Task brief: Restate the full set of records exactly, word for word.

-- Begin Exercise inputs --

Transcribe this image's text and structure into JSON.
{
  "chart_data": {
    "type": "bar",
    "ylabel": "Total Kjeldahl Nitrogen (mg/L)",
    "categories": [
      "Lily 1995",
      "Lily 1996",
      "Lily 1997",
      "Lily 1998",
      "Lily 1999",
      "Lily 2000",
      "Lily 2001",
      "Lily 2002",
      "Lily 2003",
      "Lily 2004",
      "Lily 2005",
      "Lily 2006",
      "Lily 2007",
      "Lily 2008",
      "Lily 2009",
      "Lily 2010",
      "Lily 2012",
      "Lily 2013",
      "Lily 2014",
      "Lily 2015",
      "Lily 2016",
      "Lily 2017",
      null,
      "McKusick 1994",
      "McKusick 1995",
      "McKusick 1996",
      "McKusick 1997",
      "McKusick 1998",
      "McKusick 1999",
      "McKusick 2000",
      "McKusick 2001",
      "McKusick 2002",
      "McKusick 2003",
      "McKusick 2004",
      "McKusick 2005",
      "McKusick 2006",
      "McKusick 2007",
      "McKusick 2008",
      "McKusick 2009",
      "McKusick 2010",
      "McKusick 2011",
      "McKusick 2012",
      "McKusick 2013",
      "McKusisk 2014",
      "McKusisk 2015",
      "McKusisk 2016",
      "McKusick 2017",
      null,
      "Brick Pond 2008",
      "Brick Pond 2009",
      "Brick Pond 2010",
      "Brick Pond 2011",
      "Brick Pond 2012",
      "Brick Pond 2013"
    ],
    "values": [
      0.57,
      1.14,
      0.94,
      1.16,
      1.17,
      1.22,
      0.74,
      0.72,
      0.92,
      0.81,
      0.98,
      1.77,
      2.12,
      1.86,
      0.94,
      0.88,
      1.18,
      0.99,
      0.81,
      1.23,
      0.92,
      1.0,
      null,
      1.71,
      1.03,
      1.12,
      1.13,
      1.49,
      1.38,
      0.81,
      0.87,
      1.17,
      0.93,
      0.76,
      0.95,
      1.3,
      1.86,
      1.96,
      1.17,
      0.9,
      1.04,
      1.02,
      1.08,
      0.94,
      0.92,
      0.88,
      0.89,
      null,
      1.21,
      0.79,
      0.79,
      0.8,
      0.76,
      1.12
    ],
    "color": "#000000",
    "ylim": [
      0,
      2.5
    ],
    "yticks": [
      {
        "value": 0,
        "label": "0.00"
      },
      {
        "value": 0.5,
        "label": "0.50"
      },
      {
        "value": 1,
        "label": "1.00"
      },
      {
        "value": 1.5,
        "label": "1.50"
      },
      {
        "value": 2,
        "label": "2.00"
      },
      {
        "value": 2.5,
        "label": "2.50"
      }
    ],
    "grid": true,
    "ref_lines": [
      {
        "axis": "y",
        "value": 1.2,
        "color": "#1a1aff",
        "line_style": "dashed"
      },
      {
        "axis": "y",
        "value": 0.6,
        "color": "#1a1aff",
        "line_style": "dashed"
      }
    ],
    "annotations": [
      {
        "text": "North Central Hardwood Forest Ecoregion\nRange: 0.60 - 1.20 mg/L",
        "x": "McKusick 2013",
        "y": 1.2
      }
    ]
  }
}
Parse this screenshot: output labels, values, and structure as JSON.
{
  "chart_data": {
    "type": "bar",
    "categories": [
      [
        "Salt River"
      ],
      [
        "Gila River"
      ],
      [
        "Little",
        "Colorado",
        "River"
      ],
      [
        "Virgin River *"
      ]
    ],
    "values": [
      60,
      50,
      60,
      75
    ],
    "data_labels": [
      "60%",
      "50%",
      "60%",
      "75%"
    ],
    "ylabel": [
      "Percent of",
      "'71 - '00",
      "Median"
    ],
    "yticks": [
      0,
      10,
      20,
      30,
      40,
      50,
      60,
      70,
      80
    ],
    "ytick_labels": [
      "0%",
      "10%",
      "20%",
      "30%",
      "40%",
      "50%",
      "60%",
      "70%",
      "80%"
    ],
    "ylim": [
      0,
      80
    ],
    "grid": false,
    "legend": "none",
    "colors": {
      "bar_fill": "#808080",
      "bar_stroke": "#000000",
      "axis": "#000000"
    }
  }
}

-- End Exercise inputs --

Expected answer:
Transcribe this image's text and structure into JSON.
{
  "chart_data": {
    "type": "bar",
    "ylabel": "Total Kjeldahl Nitrogen (mg/L)",
    "categories": [
      "Lily 1995",
      "Lily 1996",
      "Lily 1997",
      "Lily 1998",
      "Lily 1999",
      "Lily 2000",
      "Lily 2001",
      "Lily 2002",
      "Lily 2003",
      "Lily 2004",
      "Lily 2005",
      "Lily 2006",
      "Lily 2007",
      "Lily 2008",
      "Lily 2009",
      "Lily 2010",
      "Lily 2012",
      "Lily 2013",
      "Lily 2014",
      "Lily 2015",
      "Lily 2016",
      "Lily 2017",
      null,
      "McKusick 1994",
      "McKusick 1995",
      "McKusick 1996",
      "McKusick 1997",
      "McKusick 1998",
      "McKusick 1999",
      "McKusick 2000",
      "McKusick 2001",
      "McKusick 2002",
      "McKusick 2003",
      "McKusick 2004",
      "McKusick 2005",
      "McKusick 2006",
      "McKusick 2007",
      "McKusick 2008",
      "McKusick 2009",
      "McKusick 2010",
      "McKusick 2011",
      "McKusick 2012",
      "McKusick 2013",
      "McKusisk 2014",
      "McKusisk 2015",
      "McKusisk 2016",
      "McKusick 2017",
      null,
      "Brick Pond 2008",
      "Brick Pond 2009",
      "Brick Pond 2010",
      "Brick Pond 2011",
      "Brick Pond 2012",
      "Brick Pond 2013"
    ],
    "values": [
      0.57,
      1.14,
      0.94,
      1.16,
      1.17,
      1.22,
      0.74,
      0.72,
      0.92,
      0.81,
      0.98,
      1.77,
      2.12,
      1.86,
      0.94,
      0.88,
      1.18,
      0.99,
      0.81,
      1.23,
      0.92,
      1.0,
      null,
      1.71,
      1.03,
      1.12,
      1.13,
      1.49,
      1.38,
      0.81,
      0.87,
      1.17,
      0.93,
      0.76,
      0.95,
      1.3,
      1.86,
      1.96,
      1.17,
      0.9,
      1.04,
      1.02,
      1.08,
      0.94,
      0.92,
      0.88,
      0.89,
      null,
      1.21,
      0.79,
      0.79,
      0.8,
      0.76,
      1.12
    ],
    "color": "#000000",
    "ylim": [
      0,
      2.5
    ],
    "yticks": [
      {
        "value": 0,
        "label": "0.00"
      },
      {
        "value": 0.5,
        "label": "0.50"
      },
      {
        "value": 1,
        "label": "1.00"
      },
      {
        "value": 1.5,
        "label": "1.50"
      },
      {
        "value": 2,
        "label": "2.00"
      },
      {
        "value": 2.5,
        "label": "2.50"
      }
    ],
    "grid": true,
    "ref_lines": [
      {
        "axis": "y",
        "value": 1.2,
        "color": "#1a1aff",
        "line_style": "dashed"
      },
      {
        "axis": "y",
        "value": 0.6,
        "color": "#1a1aff",
        "line_style": "dashed"
      }
    ],
    "annotations": [
      {
        "text": "North Central Hardwood Forest Ecoregion\nRange: 0.60 - 1.20 mg/L",
        "x": "McKusick 2013",
        "y": 1.2
      }
    ]
  }
}
Parse this screenshot: output labels, values, and structure as JSON.
{
  "chart_data": {
    "type": "bar",
    "categories": [
      [
        "Salt River"
      ],
      [
        "Gila River"
      ],
      [
        "Little",
        "Colorado",
        "River"
      ],
      [
        "Virgin River *"
      ]
    ],
    "values": [
      60,
      50,
      60,
      75
    ],
    "data_labels": [
      "60%",
      "50%",
      "60%",
      "75%"
    ],
    "ylabel": [
      "Percent of",
      "'71 - '00",
      "Median"
    ],
    "yticks": [
      0,
      10,
      20,
      30,
      40,
      50,
      60,
      70,
      80
    ],
    "ytick_labels": [
      "0%",
      "10%",
      "20%",
      "30%",
      "40%",
      "50%",
      "60%",
      "70%",
      "80%"
    ],
    "ylim": [
      0,
      80
    ],
    "grid": false,
    "legend": "none",
    "colors": {
      "bar_fill": "#808080",
      "bar_stroke": "#000000",
      "axis": "#000000"
    }
  }
}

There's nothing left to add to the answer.